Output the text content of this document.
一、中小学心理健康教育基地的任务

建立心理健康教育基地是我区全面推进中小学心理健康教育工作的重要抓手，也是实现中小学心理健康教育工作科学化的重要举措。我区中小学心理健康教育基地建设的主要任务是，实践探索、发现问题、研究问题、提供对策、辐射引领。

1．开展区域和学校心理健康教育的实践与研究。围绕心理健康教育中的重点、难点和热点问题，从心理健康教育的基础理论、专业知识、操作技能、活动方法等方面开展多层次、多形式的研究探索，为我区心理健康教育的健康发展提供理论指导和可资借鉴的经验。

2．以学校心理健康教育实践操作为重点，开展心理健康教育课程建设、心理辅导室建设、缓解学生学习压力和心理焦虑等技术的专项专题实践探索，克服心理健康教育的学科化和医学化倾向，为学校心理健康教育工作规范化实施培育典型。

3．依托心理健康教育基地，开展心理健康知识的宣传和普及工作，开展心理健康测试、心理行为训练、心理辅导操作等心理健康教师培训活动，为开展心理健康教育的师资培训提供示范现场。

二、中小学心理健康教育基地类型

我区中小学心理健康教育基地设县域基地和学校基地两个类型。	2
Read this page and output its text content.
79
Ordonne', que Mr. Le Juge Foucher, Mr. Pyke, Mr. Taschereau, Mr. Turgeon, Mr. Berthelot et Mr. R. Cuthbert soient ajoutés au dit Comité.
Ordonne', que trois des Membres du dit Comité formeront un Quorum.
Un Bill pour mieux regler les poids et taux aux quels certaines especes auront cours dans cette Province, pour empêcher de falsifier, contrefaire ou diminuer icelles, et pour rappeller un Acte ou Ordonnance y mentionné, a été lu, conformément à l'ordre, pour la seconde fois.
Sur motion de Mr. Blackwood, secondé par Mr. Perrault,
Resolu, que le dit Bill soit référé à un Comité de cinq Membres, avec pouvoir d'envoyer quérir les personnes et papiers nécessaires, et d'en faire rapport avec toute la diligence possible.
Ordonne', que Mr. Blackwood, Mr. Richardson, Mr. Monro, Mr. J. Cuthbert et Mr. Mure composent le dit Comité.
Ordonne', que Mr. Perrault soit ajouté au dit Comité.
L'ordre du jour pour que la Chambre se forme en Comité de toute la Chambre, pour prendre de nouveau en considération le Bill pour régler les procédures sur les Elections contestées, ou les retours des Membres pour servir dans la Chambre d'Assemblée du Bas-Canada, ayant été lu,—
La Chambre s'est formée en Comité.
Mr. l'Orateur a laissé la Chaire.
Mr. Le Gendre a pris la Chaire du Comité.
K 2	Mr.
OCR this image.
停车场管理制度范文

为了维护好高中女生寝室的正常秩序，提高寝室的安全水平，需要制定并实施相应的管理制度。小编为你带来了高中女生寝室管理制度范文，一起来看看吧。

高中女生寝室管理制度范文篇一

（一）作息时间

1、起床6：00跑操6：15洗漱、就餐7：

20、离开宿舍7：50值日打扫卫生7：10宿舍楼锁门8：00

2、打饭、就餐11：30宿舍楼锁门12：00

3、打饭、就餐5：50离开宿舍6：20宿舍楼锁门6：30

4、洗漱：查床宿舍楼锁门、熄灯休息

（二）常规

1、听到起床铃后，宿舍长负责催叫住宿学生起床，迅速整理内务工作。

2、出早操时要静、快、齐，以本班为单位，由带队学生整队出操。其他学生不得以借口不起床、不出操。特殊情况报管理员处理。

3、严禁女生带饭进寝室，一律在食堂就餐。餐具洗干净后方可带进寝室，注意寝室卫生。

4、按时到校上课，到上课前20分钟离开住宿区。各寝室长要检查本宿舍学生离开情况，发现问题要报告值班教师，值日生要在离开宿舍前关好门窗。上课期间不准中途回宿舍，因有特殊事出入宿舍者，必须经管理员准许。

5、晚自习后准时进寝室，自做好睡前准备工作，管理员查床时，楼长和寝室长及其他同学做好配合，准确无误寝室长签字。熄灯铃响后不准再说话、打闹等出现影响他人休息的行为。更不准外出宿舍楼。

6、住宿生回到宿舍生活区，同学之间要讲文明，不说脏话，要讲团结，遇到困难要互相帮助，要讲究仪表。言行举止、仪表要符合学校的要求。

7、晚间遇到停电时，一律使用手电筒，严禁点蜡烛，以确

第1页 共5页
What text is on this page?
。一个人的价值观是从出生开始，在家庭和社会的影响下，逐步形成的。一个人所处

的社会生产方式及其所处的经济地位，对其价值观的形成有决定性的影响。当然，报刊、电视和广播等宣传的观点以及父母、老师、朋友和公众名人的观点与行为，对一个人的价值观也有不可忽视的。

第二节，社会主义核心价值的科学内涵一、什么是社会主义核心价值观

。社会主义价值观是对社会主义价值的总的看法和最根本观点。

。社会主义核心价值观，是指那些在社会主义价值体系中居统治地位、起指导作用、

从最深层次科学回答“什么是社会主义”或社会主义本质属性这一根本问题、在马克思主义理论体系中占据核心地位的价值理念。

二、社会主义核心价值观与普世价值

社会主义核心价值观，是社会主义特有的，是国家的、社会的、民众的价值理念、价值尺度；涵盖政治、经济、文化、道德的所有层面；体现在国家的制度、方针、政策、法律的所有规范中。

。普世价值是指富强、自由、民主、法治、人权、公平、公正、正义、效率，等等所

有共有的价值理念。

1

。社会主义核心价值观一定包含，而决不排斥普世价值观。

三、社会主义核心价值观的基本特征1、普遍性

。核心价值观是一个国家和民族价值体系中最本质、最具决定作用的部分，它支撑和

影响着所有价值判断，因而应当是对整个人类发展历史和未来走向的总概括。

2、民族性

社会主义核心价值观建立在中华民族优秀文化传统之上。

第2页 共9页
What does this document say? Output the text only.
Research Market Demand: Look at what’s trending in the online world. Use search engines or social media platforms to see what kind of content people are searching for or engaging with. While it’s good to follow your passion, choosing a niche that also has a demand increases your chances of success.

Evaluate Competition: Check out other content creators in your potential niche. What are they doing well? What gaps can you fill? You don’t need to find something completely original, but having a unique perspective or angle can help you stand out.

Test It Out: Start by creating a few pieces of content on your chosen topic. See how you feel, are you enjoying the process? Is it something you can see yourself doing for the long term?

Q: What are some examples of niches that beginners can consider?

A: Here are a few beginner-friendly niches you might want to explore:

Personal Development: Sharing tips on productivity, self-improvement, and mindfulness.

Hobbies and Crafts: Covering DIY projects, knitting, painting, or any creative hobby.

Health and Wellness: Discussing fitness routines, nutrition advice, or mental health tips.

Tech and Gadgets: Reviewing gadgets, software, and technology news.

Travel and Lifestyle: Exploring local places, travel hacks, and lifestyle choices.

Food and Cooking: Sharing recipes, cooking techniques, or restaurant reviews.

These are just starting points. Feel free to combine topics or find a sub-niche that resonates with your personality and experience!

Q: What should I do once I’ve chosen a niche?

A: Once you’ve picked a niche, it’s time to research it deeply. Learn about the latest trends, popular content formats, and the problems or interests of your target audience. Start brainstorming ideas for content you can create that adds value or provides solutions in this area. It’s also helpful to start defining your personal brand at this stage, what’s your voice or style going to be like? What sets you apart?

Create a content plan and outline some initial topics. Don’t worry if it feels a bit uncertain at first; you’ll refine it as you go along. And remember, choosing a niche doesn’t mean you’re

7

━━━━━━━━━━━━━━━━

— YOUR OBJECTIVE —
Gather up the lines containing the word "also" from these records and copy them.

— WRITTEN SOLUTION —
Research Market Demand: Look at what’s trending in the online world. Use search engines or social media platforms to see what kind of content people are searching for or engaging with. While it’s good to follow your passion, choosing a niche that also has a demand increases your chances of success.
A: Once you’ve picked a niche, it’s time to research it deeply. Learn about the latest trends, popular content formats, and the problems or interests of your target audience. Start brainstorming ideas for content you can create that adds value or provides solutions in this area. It’s also helpful to start defining your personal brand at this stage, what’s your voice or style going to be like? What sets you apart?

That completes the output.